PASSAGE SHOWN
For more than two decades, Terry Pratchett has been regaling readers with tales of Discworld--a flat world balanced on the backs of four elephants, which are standing on the back of a giant turtle, flying through space. It is a world populated by ineffectual wizards and sharp-as-tacks witches, by tired policemen and devious dictators, by reformed thieves and vampires who have sworn to drink no blood. It is a world that is vastly different from our own . . . except when it isn't.

Now, in The Wit and Wisdom of Discworld, various nuggets of Pratchett's witty commentary and sagacious observations have been compiled by Pratchett expert Stephen Briggs, a man who, they say, knows even more about Discworld than Terry Pratchett.

RAW DATA
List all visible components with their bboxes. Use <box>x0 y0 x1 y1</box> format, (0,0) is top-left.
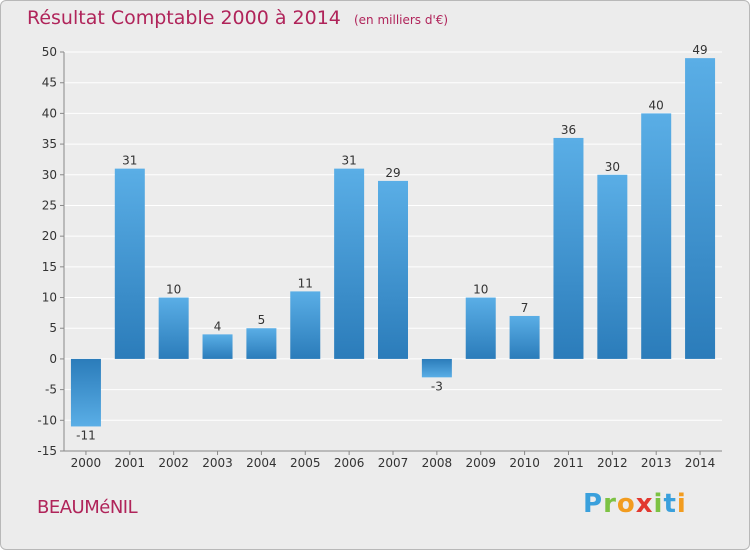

EXERCISE BRIEF
Please write the next part of the Discworld book blurb, starting right after its final sentence. The lines are separate material, unrelated to the Discworld book blurb.

EXERCISE RESPONSE
Within these pages, you'll find musings on:

Interior decorating: "It's a fact known throughout the universes that no matter how carefully the colors are chosen, institutional decor ends up as either vomit green, unmentionable brown, nicotine yellow, or surgical appliance pink. By some little-understood process of sympathetic resonance, corridors painted in those colors always smell slightly of boiled cabbage---even if no cabbage is ever cooked in the vicinity." (Equal Rites)

Travel: "Any seasoned traveler soon learns to avoid anything wished on them as a 'regional speciality,' because all the term means is that the dish is so unpleasant the people living everywhere else will bite off their own legs rather than eat it. But hosts still press it upon distant guests anyway: 'Go on, have the dog's head stuffed with macerated cabbage and pork noses--it's a regional speciality.'" (The Last Continent)

Young men: "And then there was the young male walk. At least women swung only their hips. Young men swung everything, from the shoulders down. You have to try to occupy a lot of space. It makes you look bigger, like a tomcat fluffing his tail. The boys tried to walk big in self-defense against all those other big boys out there. I'm bad, I'm fierce, I'm cool, I'd like a pint of shandy and me mam wants me home by nine." (Monstrous Regiment)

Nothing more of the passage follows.